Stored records
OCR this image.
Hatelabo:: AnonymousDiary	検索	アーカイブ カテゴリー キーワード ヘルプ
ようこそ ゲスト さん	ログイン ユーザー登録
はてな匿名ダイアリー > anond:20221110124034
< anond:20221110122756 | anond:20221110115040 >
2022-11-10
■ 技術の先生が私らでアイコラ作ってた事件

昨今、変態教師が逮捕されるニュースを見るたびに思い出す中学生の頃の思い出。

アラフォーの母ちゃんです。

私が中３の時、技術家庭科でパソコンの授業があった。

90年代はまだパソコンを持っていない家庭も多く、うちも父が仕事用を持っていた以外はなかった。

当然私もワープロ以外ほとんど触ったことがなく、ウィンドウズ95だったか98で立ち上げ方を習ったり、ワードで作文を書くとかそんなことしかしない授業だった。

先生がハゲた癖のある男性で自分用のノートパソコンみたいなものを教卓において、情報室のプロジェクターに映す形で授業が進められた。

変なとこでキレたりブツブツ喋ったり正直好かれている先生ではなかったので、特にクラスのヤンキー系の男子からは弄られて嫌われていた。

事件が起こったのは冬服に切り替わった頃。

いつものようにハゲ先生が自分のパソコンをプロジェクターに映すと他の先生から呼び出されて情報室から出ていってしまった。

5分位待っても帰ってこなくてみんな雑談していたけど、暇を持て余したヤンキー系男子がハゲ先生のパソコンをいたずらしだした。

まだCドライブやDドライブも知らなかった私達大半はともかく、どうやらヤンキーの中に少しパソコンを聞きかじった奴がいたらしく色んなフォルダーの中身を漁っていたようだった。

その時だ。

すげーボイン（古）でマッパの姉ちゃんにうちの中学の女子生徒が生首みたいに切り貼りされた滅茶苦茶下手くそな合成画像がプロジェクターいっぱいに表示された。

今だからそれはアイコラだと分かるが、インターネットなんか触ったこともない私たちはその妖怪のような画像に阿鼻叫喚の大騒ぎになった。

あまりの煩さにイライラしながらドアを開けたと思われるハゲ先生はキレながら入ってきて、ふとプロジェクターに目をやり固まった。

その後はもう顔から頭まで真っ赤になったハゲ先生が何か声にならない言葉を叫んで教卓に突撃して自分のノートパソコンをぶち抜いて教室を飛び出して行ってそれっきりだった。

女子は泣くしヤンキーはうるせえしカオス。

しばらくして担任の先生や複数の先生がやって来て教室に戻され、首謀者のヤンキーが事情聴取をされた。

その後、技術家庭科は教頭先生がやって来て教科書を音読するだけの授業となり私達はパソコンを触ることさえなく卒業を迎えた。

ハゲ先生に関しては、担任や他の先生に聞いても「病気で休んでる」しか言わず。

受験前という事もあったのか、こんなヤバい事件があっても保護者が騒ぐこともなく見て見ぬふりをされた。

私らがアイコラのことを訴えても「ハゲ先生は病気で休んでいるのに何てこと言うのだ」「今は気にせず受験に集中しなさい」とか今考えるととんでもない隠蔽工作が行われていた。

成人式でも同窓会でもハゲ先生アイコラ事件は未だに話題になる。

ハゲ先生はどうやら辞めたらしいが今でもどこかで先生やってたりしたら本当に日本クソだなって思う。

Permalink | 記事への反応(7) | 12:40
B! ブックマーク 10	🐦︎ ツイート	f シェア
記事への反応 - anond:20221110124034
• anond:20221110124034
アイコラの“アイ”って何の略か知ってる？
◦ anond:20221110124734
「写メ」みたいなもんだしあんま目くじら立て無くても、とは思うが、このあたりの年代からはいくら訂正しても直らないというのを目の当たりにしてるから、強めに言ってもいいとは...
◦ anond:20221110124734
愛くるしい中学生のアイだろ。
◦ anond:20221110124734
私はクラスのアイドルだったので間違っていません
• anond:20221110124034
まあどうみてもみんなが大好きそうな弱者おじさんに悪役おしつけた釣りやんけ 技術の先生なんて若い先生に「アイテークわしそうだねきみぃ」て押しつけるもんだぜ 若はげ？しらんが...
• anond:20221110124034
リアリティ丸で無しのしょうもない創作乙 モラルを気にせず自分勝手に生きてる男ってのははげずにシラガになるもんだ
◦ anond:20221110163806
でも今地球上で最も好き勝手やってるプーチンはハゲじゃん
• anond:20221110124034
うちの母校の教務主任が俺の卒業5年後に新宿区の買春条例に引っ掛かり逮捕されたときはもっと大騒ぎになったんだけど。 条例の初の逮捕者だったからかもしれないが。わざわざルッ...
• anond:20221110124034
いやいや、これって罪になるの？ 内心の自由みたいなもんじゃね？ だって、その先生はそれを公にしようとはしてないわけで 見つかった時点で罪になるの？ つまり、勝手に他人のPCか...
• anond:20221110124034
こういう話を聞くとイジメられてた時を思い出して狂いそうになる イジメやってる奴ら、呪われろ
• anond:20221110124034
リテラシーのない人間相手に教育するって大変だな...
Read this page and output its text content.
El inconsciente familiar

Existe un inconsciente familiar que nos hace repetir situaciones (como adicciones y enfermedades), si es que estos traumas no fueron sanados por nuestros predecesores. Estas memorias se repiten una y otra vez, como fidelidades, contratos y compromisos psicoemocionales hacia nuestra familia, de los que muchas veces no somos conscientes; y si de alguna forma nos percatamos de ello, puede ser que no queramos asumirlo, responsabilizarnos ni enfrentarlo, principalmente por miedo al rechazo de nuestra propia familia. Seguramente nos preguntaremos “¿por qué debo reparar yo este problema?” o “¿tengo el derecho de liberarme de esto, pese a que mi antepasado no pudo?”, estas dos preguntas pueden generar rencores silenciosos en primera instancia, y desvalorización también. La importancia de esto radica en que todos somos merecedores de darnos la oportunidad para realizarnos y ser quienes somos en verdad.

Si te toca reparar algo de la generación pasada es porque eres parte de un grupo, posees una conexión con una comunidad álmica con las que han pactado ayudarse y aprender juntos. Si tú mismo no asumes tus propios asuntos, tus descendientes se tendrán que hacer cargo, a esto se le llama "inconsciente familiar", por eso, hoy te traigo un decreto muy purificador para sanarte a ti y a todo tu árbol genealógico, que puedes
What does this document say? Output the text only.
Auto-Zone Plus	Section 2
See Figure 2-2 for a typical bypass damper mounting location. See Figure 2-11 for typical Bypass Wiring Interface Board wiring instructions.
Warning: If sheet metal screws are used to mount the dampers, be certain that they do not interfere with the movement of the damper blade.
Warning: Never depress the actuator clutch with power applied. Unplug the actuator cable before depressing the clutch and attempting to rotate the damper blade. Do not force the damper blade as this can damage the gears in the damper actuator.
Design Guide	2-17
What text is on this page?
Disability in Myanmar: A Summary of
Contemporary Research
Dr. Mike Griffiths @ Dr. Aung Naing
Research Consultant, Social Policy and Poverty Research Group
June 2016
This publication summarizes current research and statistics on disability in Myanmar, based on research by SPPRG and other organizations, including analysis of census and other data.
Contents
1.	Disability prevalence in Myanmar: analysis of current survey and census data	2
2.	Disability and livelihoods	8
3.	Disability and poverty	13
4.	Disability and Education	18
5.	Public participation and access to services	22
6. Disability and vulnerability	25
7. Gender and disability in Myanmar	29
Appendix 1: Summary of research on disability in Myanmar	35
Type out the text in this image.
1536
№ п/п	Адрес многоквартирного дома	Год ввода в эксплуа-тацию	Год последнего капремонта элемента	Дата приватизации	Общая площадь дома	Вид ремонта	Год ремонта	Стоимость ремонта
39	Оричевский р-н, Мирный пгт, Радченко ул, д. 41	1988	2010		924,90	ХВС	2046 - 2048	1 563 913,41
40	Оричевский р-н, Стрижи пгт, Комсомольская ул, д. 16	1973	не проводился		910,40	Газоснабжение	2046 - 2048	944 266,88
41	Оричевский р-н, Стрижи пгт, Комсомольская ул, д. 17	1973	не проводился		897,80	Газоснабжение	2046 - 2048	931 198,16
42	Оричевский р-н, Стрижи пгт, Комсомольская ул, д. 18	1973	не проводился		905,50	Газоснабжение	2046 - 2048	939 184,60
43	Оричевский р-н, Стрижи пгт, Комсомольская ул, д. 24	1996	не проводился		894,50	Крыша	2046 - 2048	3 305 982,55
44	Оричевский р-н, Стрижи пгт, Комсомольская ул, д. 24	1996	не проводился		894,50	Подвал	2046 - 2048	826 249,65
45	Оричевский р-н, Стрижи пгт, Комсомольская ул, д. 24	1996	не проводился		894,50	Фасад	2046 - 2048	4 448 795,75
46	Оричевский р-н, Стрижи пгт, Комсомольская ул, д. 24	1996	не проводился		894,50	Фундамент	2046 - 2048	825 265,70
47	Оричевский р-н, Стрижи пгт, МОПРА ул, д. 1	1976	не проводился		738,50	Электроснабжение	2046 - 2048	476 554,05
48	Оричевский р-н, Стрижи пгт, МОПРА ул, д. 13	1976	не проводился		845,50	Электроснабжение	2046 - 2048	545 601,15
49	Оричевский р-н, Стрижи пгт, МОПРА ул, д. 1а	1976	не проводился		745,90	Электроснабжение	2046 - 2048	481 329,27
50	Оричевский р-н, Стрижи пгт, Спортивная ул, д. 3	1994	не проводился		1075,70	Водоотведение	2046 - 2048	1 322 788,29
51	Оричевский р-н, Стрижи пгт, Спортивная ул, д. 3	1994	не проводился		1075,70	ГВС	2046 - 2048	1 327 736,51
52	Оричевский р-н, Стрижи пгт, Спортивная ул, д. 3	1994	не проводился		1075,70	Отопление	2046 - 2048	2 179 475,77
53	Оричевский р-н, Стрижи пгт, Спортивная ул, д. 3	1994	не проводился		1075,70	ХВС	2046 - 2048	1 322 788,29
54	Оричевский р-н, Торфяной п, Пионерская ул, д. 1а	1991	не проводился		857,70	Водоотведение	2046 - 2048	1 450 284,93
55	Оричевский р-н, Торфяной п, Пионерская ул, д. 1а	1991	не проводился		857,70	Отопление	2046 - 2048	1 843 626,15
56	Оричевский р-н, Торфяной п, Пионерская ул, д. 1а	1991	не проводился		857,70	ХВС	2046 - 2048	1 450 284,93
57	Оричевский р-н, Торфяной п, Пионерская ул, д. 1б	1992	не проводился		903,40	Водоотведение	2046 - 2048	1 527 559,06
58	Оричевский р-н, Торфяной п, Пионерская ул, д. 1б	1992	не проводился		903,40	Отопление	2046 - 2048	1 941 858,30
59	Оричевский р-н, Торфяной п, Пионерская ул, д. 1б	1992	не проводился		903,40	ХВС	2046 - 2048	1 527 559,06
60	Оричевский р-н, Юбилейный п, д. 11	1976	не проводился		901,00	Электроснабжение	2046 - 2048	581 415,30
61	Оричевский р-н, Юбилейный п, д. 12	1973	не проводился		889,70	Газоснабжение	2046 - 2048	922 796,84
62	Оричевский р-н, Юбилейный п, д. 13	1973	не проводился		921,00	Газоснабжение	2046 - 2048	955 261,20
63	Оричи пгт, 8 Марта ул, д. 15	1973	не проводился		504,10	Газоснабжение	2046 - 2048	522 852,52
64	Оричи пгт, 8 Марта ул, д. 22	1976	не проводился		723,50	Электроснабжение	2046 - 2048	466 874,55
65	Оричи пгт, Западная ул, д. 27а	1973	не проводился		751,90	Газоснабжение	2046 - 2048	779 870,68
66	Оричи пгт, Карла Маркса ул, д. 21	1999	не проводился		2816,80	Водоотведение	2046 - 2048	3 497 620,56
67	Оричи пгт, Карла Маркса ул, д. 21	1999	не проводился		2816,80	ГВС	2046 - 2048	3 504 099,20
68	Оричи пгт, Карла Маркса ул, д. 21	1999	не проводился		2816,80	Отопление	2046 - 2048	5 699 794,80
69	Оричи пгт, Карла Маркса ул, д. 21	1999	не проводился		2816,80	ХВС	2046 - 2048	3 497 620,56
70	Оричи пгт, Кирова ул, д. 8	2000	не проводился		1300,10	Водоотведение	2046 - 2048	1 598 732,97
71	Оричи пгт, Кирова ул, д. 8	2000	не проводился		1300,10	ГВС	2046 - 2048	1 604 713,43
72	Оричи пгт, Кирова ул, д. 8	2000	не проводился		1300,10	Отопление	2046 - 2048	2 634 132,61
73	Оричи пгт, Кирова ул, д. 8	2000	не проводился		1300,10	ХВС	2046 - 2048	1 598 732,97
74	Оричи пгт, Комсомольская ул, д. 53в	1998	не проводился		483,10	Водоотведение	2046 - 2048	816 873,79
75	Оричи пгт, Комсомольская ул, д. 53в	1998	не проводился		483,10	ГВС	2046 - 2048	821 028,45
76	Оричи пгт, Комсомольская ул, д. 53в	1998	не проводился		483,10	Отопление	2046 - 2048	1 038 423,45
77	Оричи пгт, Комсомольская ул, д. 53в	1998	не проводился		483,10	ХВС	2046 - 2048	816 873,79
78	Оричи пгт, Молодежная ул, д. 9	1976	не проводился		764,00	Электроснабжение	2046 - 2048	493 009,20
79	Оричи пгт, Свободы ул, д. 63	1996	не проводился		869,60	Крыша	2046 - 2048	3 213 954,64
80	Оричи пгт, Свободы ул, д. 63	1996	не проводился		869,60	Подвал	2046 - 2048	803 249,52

**Given problem:**
Tally up the lines in the preceding listing that contain the string "reparar". Respond with the number and nothing else.

**Finished task:**
2